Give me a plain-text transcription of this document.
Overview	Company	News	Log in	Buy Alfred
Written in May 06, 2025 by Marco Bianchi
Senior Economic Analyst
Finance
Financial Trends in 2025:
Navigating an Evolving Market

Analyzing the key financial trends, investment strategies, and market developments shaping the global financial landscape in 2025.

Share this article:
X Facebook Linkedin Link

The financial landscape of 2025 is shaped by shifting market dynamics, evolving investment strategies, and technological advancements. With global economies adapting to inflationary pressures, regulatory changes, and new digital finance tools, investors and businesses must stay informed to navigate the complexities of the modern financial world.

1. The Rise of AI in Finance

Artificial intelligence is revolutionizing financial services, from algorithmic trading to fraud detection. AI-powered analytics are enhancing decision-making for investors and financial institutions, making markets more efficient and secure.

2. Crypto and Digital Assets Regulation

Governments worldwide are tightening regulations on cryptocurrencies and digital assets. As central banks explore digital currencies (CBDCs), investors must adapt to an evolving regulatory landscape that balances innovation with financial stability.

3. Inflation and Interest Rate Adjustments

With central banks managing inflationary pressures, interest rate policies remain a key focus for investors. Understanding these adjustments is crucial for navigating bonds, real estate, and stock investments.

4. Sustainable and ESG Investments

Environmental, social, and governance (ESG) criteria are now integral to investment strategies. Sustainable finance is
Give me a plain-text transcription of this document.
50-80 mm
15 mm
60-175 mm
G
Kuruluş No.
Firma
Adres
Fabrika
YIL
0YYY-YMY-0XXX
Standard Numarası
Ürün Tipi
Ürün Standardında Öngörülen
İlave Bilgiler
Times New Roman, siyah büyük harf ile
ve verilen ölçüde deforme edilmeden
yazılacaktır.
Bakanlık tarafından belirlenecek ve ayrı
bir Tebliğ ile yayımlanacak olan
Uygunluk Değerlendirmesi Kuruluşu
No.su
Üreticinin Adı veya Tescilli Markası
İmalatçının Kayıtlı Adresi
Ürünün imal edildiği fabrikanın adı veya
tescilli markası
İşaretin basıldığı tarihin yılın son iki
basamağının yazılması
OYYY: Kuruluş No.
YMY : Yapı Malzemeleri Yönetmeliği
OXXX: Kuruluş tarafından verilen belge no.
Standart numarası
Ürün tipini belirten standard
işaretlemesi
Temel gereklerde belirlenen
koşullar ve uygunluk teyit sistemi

━━━━━━━━

--- Stated task ---
Working from the listing above, pick out every line that has "banks" and copy it.

--- Solution ---
Governments worldwide are tightening regulations on cryptocurrencies and digital assets. As central banks explore digital currencies (CBDCs), investors must adapt to an evolving regulatory landscape that balances innovation with financial stability.
With central banks managing inflationary pressures, interest rate policies remain a key focus for investors. Understanding these adjustments is crucial for navigating bonds, real estate, and stock investments.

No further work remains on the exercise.